TASK DETAILS: Transcribe the records below exactly as they appear, omitting any pictures.

--

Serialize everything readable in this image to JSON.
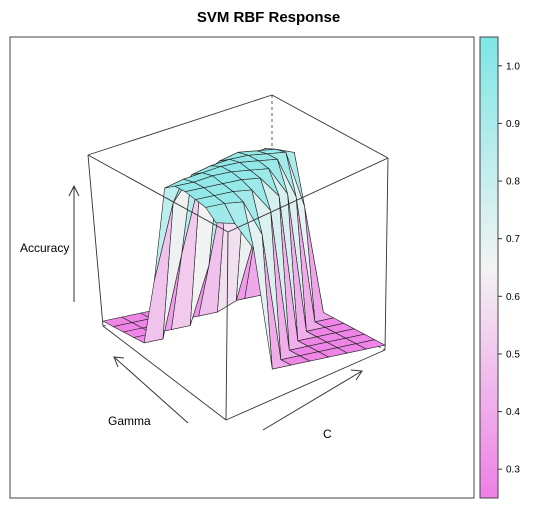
{
  "chart_data": {
    "type": "surface",
    "title": "SVM RBF Response",
    "xlabel": "Gamma",
    "ylabel": "C",
    "zlabel": "Accuracy",
    "colorbar": {
      "range": [
        0.25,
        1.05
      ],
      "ticks": [
        0.3,
        0.4,
        0.5,
        0.6,
        0.7,
        0.8,
        0.9,
        1.0
      ],
      "tick_labels": [
        "0.3",
        "0.4",
        "0.5",
        "0.6",
        "0.7",
        "0.8",
        "0.9",
        "1.0"
      ],
      "colors": [
        "#ee7fe6",
        "#f2f2f2",
        "#7ee6e6"
      ]
    },
    "zlim": [
      0.25,
      1.05
    ],
    "surface": [
      [
        0.27,
        0.27,
        0.28,
        0.3,
        0.27,
        0.27,
        0.27,
        0.27,
        0.27,
        0.27,
        0.27,
        0.27
      ],
      [
        0.27,
        0.27,
        0.5,
        0.86,
        0.92,
        0.72,
        0.27,
        0.27,
        0.27,
        0.27,
        0.27,
        0.27
      ],
      [
        0.27,
        0.27,
        0.55,
        0.93,
        0.95,
        0.96,
        0.8,
        0.27,
        0.27,
        0.27,
        0.27,
        0.27
      ],
      [
        0.27,
        0.27,
        0.3,
        0.92,
        0.96,
        0.97,
        0.97,
        0.85,
        0.27,
        0.27,
        0.27,
        0.27
      ],
      [
        0.27,
        0.27,
        0.27,
        0.88,
        0.97,
        0.98,
        0.98,
        0.97,
        0.88,
        0.27,
        0.27,
        0.27
      ],
      [
        0.27,
        0.27,
        0.27,
        0.5,
        0.95,
        0.98,
        0.99,
        0.98,
        0.97,
        0.86,
        0.27,
        0.27
      ],
      [
        0.27,
        0.27,
        0.27,
        0.27,
        0.9,
        0.97,
        0.99,
        0.99,
        0.98,
        0.96,
        0.8,
        0.27
      ],
      [
        0.27,
        0.27,
        0.27,
        0.27,
        0.6,
        0.95,
        0.98,
        0.99,
        0.98,
        0.97,
        0.95,
        0.78
      ],
      [
        0.27,
        0.27,
        0.27,
        0.27,
        0.27,
        0.85,
        0.97,
        0.98,
        0.98,
        0.97,
        0.96,
        0.9
      ],
      [
        0.27,
        0.27,
        0.27,
        0.27,
        0.27,
        0.55,
        0.95,
        0.98,
        0.98,
        0.97,
        0.96,
        0.92
      ]
    ]
  }
}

--

OUTPUT OF THE EXERCISE:
Serialize everything readable in this image to JSON.
{
  "chart_data": {
    "type": "surface",
    "title": "SVM RBF Response",
    "xlabel": "Gamma",
    "ylabel": "C",
    "zlabel": "Accuracy",
    "colorbar": {
      "range": [
        0.25,
        1.05
      ],
      "ticks": [
        0.3,
        0.4,
        0.5,
        0.6,
        0.7,
        0.8,
        0.9,
        1.0
      ],
      "tick_labels": [
        "0.3",
        "0.4",
        "0.5",
        "0.6",
        "0.7",
        "0.8",
        "0.9",
        "1.0"
      ],
      "colors": [
        "#ee7fe6",
        "#f2f2f2",
        "#7ee6e6"
      ]
    },
    "zlim": [
      0.25,
      1.05
    ],
    "surface": [
      [
        0.27,
        0.27,
        0.28,
        0.3,
        0.27,
        0.27,
        0.27,
        0.27,
        0.27,
        0.27,
        0.27,
        0.27
      ],
      [
        0.27,
        0.27,
        0.5,
        0.86,
        0.92,
        0.72,
        0.27,
        0.27,
        0.27,
        0.27,
        0.27,
        0.27
      ],
      [
        0.27,
        0.27,
        0.55,
        0.93,
        0.95,
        0.96,
        0.8,
        0.27,
        0.27,
        0.27,
        0.27,
        0.27
      ],
      [
        0.27,
        0.27,
        0.3,
        0.92,
        0.96,
        0.97,
        0.97,
        0.85,
        0.27,
        0.27,
        0.27,
        0.27
      ],
      [
        0.27,
        0.27,
        0.27,
        0.88,
        0.97,
        0.98,
        0.98,
        0.97,
        0.88,
        0.27,
        0.27,
        0.27
      ],
      [
        0.27,
        0.27,
        0.27,
        0.5,
        0.95,
        0.98,
        0.99,
        0.98,
        0.97,
        0.86,
        0.27,
        0.27
      ],
      [
        0.27,
        0.27,
        0.27,
        0.27,
        0.9,
        0.97,
        0.99,
        0.99,
        0.98,
        0.96,
        0.8,
        0.27
      ],
      [
        0.27,
        0.27,
        0.27,
        0.27,
        0.6,
        0.95,
        0.98,
        0.99,
        0.98,
        0.97,
        0.95,
        0.78
      ],
      [
        0.27,
        0.27,
        0.27,
        0.27,
        0.27,
        0.85,
        0.97,
        0.98,
        0.98,
        0.97,
        0.96,
        0.9
      ],
      [
        0.27,
        0.27,
        0.27,
        0.27,
        0.27,
        0.55,
        0.95,
        0.98,
        0.98,
        0.97,
        0.96,
        0.92
      ]
    ]
  }
}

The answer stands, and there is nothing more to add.